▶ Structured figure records
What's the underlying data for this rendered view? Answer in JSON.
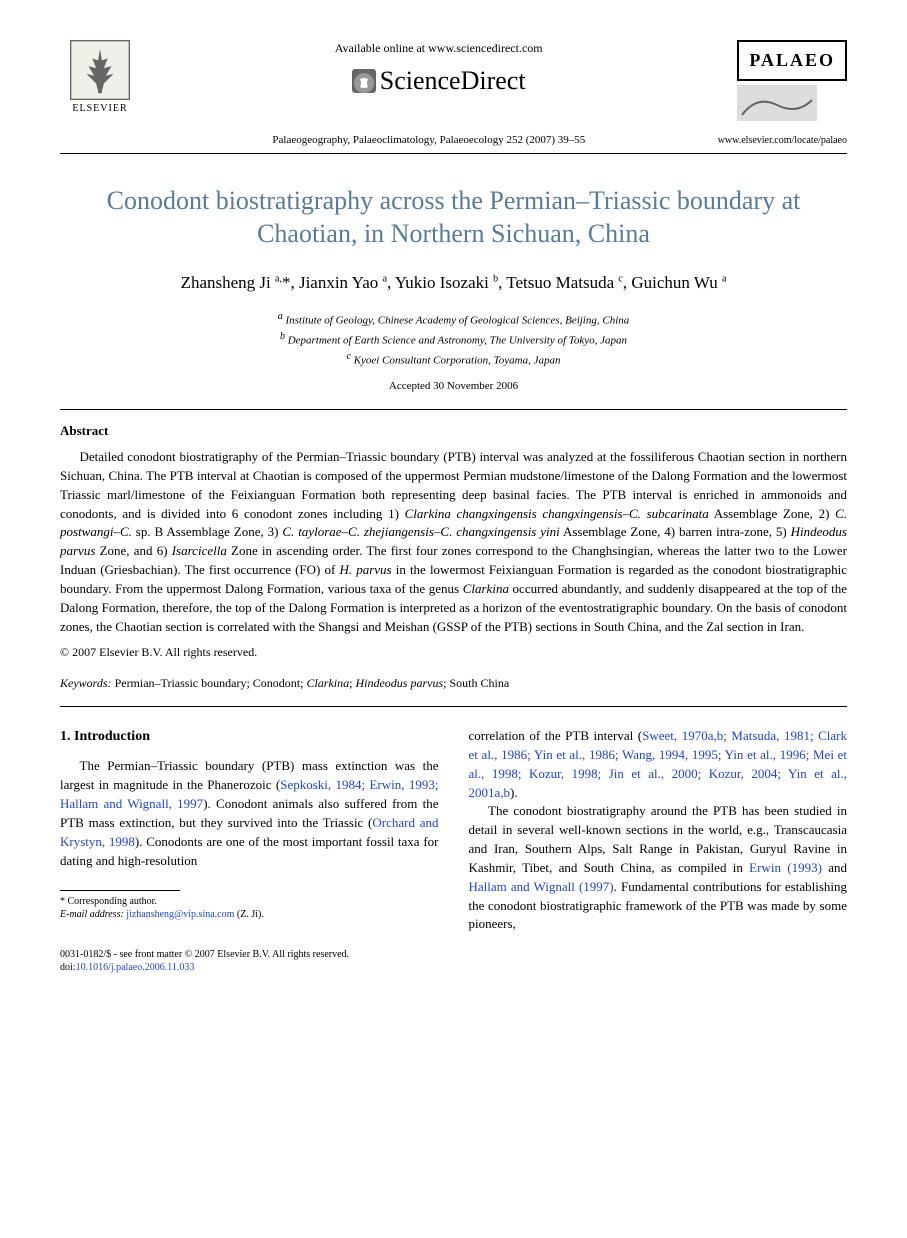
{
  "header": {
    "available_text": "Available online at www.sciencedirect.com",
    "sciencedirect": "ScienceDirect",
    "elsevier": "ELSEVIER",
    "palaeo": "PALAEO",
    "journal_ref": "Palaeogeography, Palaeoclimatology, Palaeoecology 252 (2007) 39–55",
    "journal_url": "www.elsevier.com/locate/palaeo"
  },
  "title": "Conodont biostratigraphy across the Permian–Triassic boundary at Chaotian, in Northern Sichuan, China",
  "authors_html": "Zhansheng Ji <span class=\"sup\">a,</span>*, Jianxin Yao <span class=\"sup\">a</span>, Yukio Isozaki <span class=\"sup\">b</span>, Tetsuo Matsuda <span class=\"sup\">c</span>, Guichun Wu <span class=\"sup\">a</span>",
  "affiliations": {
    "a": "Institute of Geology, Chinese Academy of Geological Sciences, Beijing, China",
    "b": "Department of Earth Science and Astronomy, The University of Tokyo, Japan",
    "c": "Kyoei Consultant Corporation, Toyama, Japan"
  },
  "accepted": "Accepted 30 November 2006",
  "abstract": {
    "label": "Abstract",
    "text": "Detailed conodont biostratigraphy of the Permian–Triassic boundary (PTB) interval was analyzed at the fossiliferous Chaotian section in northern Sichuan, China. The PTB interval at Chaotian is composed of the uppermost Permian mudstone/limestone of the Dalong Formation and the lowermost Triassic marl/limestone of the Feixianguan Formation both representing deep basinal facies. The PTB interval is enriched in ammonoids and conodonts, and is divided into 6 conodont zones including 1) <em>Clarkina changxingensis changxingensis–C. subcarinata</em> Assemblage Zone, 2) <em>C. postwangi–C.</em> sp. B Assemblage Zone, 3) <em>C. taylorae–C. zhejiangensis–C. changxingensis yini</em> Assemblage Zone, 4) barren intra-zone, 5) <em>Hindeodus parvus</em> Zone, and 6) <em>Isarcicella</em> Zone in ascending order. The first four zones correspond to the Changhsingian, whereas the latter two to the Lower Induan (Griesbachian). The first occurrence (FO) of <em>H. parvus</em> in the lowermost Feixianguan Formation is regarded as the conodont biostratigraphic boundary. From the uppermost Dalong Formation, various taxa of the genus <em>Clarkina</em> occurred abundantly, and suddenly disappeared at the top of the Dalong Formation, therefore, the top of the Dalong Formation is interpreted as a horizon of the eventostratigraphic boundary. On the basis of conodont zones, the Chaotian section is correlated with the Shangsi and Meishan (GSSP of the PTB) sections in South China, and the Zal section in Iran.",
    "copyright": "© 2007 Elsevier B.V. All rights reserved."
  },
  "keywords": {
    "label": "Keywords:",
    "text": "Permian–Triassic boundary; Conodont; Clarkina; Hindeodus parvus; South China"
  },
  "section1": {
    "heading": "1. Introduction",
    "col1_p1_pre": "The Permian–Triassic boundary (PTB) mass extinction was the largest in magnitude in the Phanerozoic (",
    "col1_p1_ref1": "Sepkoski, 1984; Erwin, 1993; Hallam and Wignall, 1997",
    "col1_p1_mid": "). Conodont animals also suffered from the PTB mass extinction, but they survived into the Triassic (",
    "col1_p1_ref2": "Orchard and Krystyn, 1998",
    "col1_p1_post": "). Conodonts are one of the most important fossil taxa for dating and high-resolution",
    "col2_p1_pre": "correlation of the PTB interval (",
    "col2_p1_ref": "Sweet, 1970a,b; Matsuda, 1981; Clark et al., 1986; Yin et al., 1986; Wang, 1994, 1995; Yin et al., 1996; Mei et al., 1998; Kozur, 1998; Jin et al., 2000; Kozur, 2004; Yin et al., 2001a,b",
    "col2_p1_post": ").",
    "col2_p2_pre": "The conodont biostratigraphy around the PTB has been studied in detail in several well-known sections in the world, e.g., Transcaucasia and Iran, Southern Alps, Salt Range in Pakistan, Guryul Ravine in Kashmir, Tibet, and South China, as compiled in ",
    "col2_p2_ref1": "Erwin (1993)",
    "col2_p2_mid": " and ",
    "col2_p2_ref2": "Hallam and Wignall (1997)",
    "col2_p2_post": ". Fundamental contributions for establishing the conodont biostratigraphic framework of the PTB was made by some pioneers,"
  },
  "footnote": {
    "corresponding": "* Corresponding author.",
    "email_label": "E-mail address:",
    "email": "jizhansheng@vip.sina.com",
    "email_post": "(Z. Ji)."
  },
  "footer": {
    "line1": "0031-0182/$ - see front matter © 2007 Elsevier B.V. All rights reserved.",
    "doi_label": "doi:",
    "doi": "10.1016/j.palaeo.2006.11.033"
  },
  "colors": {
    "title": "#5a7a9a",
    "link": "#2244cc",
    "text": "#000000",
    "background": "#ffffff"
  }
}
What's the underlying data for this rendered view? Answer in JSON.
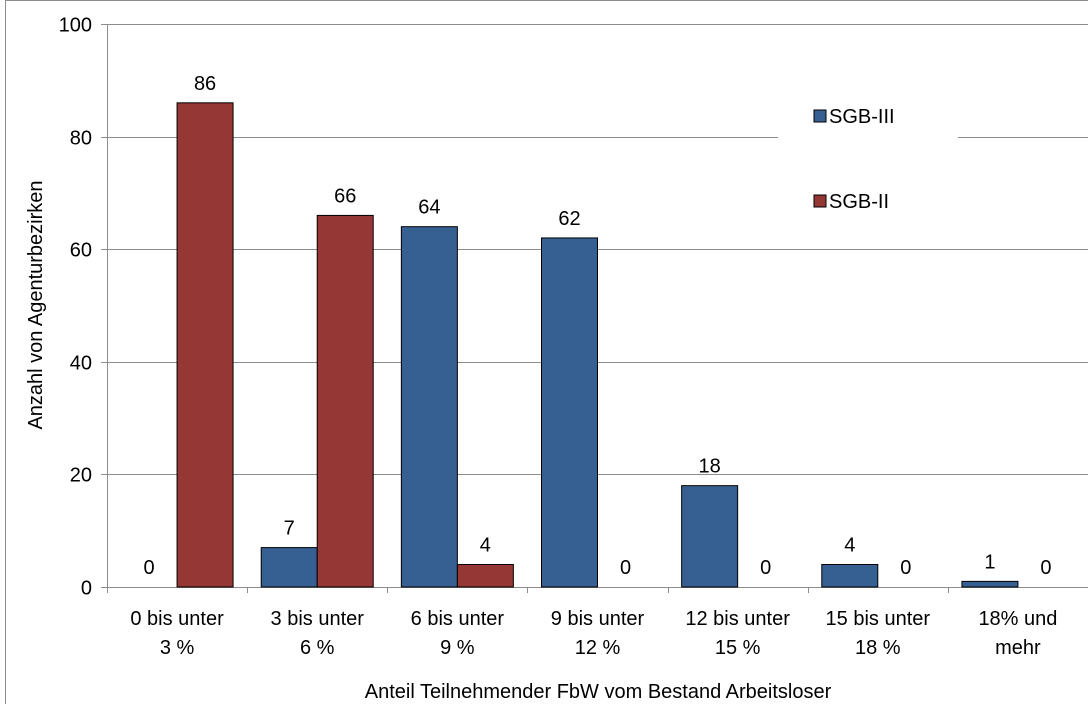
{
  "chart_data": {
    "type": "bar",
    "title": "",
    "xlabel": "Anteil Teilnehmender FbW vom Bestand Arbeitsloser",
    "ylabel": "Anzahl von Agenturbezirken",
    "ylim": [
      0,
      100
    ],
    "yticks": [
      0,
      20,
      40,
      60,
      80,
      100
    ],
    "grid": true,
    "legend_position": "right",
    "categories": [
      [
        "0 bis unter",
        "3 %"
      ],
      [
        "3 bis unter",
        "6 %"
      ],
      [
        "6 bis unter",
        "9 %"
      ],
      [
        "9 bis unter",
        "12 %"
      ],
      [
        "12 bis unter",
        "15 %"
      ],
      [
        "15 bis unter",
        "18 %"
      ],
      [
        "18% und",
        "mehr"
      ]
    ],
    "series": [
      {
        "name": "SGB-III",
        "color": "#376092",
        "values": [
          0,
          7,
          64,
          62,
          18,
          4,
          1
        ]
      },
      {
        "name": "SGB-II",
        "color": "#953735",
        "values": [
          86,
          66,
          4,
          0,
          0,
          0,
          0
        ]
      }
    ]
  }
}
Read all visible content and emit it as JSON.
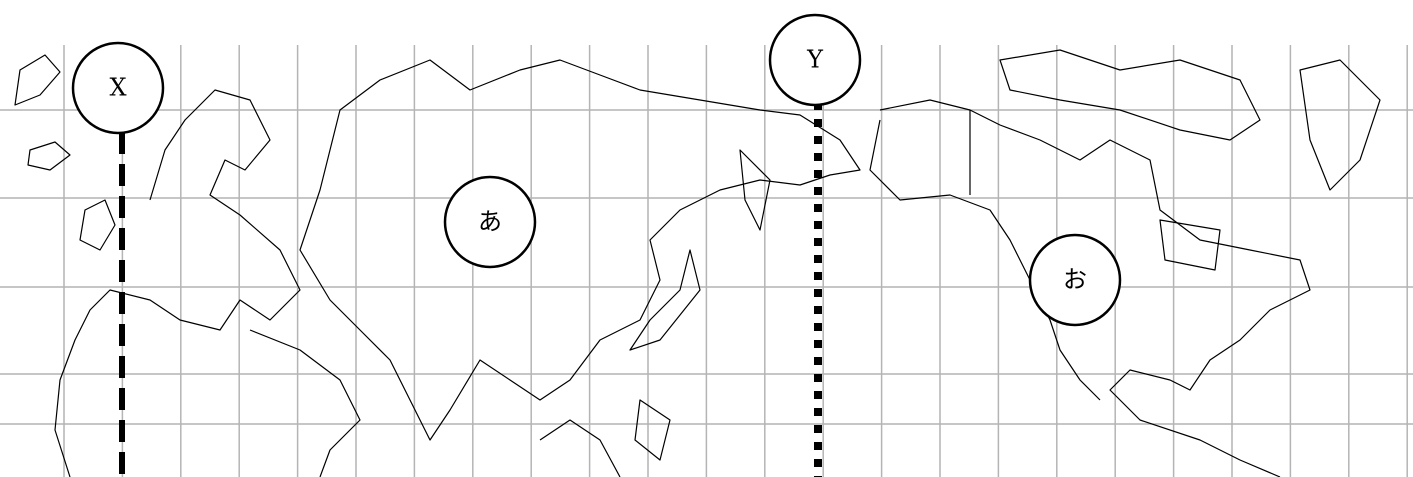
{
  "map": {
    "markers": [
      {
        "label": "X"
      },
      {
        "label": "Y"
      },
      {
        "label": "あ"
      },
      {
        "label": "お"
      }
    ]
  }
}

▶ REQUEST
Search the records for the word "title". Copy every line that has it.

▶ WORKED ANSWER
  "title": "Conodont biostratigraphy across the Permian–Triassic boundary at Chaotian, in Northern Sichuan, China",
    "title": "#5a7a9a",
    "title": "",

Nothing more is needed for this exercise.